TASK: Reproduce the data that follows in its entirety, character for character.

DATASET ENTRIES:
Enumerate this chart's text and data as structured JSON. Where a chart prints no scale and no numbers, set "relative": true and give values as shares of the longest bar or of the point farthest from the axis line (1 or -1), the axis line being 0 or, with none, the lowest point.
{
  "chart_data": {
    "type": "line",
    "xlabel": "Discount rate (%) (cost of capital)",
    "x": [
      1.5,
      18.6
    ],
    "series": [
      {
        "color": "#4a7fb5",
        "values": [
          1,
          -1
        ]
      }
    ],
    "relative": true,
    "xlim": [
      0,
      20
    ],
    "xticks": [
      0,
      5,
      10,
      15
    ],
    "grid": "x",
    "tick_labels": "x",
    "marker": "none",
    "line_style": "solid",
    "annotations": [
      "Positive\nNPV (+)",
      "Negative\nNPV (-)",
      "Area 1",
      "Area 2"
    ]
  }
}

CORRECT OUTPUT:
Enumerate this chart's text and data as structured JSON. Where a chart prints no scale and no numbers, set "relative": true and give values as shares of the longest bar or of the point farthest from the axis line (1 or -1), the axis line being 0 or, with none, the lowest point.
{
  "chart_data": {
    "type": "line",
    "xlabel": "Discount rate (%) (cost of capital)",
    "x": [
      1.5,
      18.6
    ],
    "series": [
      {
        "color": "#4a7fb5",
        "values": [
          1,
          -1
        ]
      }
    ],
    "relative": true,
    "xlim": [
      0,
      20
    ],
    "xticks": [
      0,
      5,
      10,
      15
    ],
    "grid": "x",
    "tick_labels": "x",
    "marker": "none",
    "line_style": "solid",
    "annotations": [
      "Positive\nNPV (+)",
      "Negative\nNPV (-)",
      "Area 1",
      "Area 2"
    ]
  }
}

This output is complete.